[Excerpts from a figure dataset]
+---+

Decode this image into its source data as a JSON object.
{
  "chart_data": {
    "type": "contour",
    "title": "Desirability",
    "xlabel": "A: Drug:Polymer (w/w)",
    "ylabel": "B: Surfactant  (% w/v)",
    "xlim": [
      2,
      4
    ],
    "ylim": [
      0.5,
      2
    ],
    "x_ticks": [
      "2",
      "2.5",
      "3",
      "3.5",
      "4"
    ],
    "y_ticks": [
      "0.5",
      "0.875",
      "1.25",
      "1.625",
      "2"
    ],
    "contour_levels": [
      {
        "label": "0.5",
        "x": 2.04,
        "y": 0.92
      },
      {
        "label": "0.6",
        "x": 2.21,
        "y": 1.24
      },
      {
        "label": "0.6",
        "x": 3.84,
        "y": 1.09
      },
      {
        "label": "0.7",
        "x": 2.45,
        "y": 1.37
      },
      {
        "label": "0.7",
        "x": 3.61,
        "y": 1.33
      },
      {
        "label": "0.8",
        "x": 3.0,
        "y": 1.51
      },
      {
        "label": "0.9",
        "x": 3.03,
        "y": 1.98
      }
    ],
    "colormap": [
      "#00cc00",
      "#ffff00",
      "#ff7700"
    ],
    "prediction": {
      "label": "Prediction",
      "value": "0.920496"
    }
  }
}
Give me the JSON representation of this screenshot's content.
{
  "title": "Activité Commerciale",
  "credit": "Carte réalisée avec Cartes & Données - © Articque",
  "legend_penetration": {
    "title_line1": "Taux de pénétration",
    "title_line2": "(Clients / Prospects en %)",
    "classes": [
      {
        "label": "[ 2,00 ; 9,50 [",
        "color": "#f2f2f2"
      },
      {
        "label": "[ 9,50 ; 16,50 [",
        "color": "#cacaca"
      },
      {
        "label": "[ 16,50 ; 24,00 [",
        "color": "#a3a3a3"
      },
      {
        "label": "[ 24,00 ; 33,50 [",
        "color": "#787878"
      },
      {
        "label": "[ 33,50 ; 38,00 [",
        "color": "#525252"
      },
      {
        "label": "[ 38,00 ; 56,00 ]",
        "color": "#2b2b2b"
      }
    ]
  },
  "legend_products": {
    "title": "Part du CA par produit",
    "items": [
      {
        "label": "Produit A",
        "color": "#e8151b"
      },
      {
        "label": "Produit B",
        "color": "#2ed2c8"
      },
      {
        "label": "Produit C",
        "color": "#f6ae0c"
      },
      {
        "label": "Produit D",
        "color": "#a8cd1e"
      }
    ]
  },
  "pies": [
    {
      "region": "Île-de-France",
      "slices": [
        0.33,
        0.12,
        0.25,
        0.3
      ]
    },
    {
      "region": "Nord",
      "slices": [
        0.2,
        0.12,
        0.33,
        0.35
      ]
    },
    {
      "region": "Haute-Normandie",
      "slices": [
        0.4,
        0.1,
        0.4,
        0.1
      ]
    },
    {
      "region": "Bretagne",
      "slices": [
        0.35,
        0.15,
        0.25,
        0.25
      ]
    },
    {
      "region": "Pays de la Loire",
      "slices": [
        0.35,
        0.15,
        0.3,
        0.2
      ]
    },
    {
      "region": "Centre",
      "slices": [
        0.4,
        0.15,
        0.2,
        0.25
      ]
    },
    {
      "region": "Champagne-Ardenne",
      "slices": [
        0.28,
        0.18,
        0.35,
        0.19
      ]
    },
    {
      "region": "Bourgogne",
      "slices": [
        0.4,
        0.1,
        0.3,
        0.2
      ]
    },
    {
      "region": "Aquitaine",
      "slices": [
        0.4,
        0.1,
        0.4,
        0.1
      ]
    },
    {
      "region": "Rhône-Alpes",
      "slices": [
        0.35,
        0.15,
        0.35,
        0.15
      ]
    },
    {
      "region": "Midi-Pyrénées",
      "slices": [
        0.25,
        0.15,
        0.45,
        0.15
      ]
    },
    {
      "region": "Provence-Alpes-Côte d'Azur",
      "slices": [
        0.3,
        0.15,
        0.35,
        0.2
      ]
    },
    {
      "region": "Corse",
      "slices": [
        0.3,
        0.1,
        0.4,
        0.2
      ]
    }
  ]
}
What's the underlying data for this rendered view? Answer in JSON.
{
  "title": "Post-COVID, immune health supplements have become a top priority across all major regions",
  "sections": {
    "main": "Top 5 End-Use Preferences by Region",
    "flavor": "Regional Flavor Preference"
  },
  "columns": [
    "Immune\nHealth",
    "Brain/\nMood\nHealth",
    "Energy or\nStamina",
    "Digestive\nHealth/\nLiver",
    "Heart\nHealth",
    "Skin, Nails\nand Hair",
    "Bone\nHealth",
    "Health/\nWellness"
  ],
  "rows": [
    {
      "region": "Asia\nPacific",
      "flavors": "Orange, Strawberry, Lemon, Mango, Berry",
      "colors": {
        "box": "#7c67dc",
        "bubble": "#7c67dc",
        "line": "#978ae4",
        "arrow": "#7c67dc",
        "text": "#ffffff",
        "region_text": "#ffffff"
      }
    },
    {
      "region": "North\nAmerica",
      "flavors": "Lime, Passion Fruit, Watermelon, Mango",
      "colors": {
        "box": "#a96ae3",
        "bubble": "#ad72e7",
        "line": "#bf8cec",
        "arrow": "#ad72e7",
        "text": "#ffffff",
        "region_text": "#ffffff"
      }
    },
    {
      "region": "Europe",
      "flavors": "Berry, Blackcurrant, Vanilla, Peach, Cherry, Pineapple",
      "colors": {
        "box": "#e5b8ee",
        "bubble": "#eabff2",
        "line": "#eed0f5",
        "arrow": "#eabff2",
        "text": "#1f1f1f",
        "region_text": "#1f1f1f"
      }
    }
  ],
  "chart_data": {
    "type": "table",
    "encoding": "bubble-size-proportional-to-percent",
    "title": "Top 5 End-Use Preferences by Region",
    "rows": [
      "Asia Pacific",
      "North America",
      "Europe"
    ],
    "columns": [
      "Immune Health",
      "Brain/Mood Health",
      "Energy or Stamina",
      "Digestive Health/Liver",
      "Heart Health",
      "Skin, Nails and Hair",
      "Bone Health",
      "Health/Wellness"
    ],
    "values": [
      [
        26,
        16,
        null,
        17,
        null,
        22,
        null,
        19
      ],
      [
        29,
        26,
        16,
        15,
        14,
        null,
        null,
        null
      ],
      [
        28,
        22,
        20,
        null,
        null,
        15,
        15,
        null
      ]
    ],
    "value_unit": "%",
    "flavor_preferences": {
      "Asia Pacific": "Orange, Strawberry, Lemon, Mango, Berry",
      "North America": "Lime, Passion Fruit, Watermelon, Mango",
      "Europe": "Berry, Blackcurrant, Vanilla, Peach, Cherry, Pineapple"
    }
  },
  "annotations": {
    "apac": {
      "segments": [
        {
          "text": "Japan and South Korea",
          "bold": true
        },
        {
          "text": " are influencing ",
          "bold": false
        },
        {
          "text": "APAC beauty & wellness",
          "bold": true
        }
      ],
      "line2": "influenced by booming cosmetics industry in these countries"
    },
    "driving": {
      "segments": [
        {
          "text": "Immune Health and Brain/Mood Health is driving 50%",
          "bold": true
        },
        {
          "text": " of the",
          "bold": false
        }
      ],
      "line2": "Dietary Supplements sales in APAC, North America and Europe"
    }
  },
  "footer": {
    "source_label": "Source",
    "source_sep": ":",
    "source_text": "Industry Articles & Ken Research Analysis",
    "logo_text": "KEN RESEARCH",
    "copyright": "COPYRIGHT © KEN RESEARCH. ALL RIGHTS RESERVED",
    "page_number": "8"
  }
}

+---+

== Exercise goal ==
Every line in the data that holds "Cherry" should be copied out.

== Full answer ==
      "flavors": "Berry, Blackcurrant, Vanilla, Peach, Cherry, Pineapple",
      "Europe": "Berry, Blackcurrant, Vanilla, Peach, Cherry, Pineapple"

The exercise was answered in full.